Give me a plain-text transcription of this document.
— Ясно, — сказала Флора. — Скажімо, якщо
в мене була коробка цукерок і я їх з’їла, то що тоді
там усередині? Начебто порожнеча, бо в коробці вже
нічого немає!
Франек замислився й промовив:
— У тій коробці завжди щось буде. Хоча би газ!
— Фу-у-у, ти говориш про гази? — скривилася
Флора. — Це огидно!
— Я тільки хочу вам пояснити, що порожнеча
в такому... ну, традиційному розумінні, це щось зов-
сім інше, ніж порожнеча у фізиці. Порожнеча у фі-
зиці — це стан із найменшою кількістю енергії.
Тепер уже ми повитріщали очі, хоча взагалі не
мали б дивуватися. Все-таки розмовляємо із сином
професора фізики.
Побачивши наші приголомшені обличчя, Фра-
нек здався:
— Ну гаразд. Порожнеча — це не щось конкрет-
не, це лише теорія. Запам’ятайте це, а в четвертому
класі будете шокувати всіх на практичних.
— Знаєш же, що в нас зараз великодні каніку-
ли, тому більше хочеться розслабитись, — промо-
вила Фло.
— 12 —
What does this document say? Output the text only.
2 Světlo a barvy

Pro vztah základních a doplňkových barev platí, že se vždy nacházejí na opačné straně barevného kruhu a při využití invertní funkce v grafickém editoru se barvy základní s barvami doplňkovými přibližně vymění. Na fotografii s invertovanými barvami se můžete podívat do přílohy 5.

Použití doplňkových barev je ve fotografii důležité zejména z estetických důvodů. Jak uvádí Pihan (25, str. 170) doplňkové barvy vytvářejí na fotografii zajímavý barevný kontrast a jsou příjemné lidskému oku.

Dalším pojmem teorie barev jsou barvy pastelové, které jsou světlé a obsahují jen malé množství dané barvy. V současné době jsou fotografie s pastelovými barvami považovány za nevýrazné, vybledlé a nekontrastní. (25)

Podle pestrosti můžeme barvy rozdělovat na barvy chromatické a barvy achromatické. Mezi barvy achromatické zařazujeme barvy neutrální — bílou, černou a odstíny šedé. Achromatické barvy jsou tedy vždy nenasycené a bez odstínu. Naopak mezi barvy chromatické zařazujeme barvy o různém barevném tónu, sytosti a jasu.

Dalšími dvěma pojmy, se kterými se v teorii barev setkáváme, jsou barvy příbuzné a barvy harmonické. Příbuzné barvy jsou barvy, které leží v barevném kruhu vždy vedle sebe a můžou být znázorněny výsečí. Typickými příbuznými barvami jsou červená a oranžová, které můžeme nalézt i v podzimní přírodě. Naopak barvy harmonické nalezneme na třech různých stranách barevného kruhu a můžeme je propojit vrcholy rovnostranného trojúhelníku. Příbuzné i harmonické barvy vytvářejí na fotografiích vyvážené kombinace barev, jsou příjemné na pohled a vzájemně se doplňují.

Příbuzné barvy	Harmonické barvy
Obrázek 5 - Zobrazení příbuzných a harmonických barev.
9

**Your instructions:** Scan the records above for the string "fotografii", then report every line that contains it.

**Result below:**
Pro vztah základních a doplňkových barev platí, že se vždy nacházejí na opačné straně barevného kruhu a při využití invertní funkce v grafickém editoru se barvy základní s barvami doplňkovými přibližně vymění. Na fotografii s invertovanými barvami se můžete podívat do přílohy 5.
Použití doplňkových barev je ve fotografii důležité zejména z estetických důvodů. Jak uvádí Pihan (25, str. 170) doplňkové barvy vytvářejí na fotografii zajímavý barevný kontrast a jsou příjemné lidskému oku.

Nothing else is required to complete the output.